**Document section**
.....
The gentlemen season 1





Paul Asay

TV Series Review

Eddie Halstead never asked to be a duke. He never asked for a 15,000-acre estate or a priceless art gallery or a well-stocked and expensive wine cellar.

But now, with his father’s death, it’s his, along with all the problems that go with it: the sky-high taxes, the home repairs, the somewhat disgruntled servants.

Oh, and the illegal marijuana operation taking place in his expansive back yard. Yeah, that’s a problem.

Or, maybe … an opportunity.

A Deed … and Some Weed

The former Duke of Halstead, Eddie’s father, knew all about the marijuana operation—growing like a weed in his backyard, you might say. He didn’t bother much with it: He was just the landlord, taking in millions of pounds for his discretion. Ms. Susie Glass runs the business and runs it well. And given that the British marijuana industry brings in a total of about 6 billion pounds a year, she’s done pretty well for herself.

The new Duke of Halstead isn’t thrilled with the grow operation. But he’s in a bit of a pickle himself. He’s not just saddled with this monumental estate, but with Freddy, his man-child of an older brother.

Freddy was none-too-pleased about his inheritance being given to his younger brother: But given that Freddy would’ve squandered that inheritance on cocaine, gambling and a litany of other predictably bad choices, it seems that their father made a wise decision.

But here’s the thing: Freddy not only has a drug habit and a gambling habit, but he has a habit of falling in with very bad people—and then making them mad. And then, every so often, he murders one. That’s a bit of an issue, because those very bad men have some very bad friends and family.

So, yes, Eddie could probably use a few folks with, shall we say, questionable character in his corner, too. Ms. Glass and her associates fit the bill nicely. And if she and Eddie are quite lucky, they might survive the season. Or, if Netflix has its way, three or four of them.

But it promises to be a brutal journey—for both Eddie and the viewer.   

The British Accents Don’t Make It Better

Netflix’s The Gentlemen, created by Guy Ritchie, takes place in the same universe as his 2019 film of the same name. The film revolved around a sprawling marijuana empire—with the cash crop being grown on the lands of Britain’s impoverished nobility. Ms. Glass’s operation is apparently one tentacle of that empire.
.....
**Your tasks**
[a] According to the review of The Gentlemen, why does the father's choice to leave the inheritance to Eddie instead of Freddy seem wise? Answer in one to three sentences.
[b] Please copy word for word the passage of the review of The Gentlemen that opens with the words "Or, maybe …" and closes with "an older brother.".
[c] Continue the review of The Gentlemen series from its last sentence, the one about Ms. Glass's operation being one tentacle of that empire.
The data that follows is separate from the review.

**Stored data**
.....
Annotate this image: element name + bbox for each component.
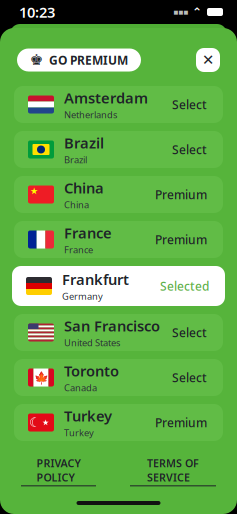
.....
**Set of answers**
[a] Freddy would have wasted the inheritance on cocaine, gambling and a long list of other predictably bad choices. Leaving it to Eddie, the younger brother, therefore looks like the wise decision.

[b]
Or, maybe … an opportunity.

A Deed … and Some Weed

The former Duke of Halstead, Eddie’s father, knew all about the marijuana operation—growing like a weed in his backyard, you might say. He didn’t bother much with it: He was just the landlord, taking in millions of pounds for his discretion. Ms. Susie Glass runs the business and runs it well. And given that the British marijuana industry brings in a total of about 6 billion pounds a year, she’s done pretty well for herself.

The new Duke of Halstead isn’t thrilled with the grow operation. But he’s in a bit of a pickle himself. He’s not just saddled with this monumental estate, but with Freddy, his man-child of an older brother.

[c]
It’s an interesting premise, and the movie starred the usually likable Matthew McConaughey. But according to our reviewer Emily Tsiao, the film itself was significantly less likable. “There’s very little gentle in The Gentlemen,” she wrote.

I’ve not seen the movie. But if it’s anything like the TV show, boy howdy, was she right.

The world that Eddie has fallen into is nasty and brutish, with lives often cut quite short. People get gunned down, their gore plastering the mahogany furniture and delicately wallpapered decor. Others are beaten to bloody nubbins. The dialogue contains every American and British profanity you can think of, including one word I actually had to look up.

And, of course, the whole world here is awash in all manner of illegality, most especially drugs. And while the marijuana operation seems to be meant to minimize the crimes that Eddie and Susie take part in—given that the drug is either legal or decriminalized throughout much of the United States—that’s hardly cause for celebration.

In fact, it’s all played for laughs.

Eddie never asked to be a duke. He never planned for the estate. He certainly never thought he’d be in bed with a bunch of drug dealers. Alas, he doesn’t really have a choice now.

But we viewers? We do have a choice. And might I suggest that we bid The Gentlemen farewell.

Episode Reviews

Mar. 7, 2024—S1, E1: “Refined Aggression”

Eddie, a soldier on a UN peacekeeping message in Turkey, rushes home to the family estate when he learns that his father, the Duke of Halstead, is near death. But before the elderly gentleman dies, the duke tells Eddie, “The estate is not to be carved up,” and to “look after your brother. He won’t survive without you.”

Curious thing to say, Eddie might’ve thought, given that the estate was surely going to go to his brother, Freddy. But the family discovers that the Duke willed most of the Halstead keepings to Eddie, the second son, instead. It’s a serious blow to Freddy’s prestige. And, he later admits, it might get Freddy killed. Seems he owes 8 million pounds to a family of cocaine dealers. But Eddie discovers that the estate is more solvent than he expected—thanks to an illegal marijuana operation taking place underneath one of the estate’s barns.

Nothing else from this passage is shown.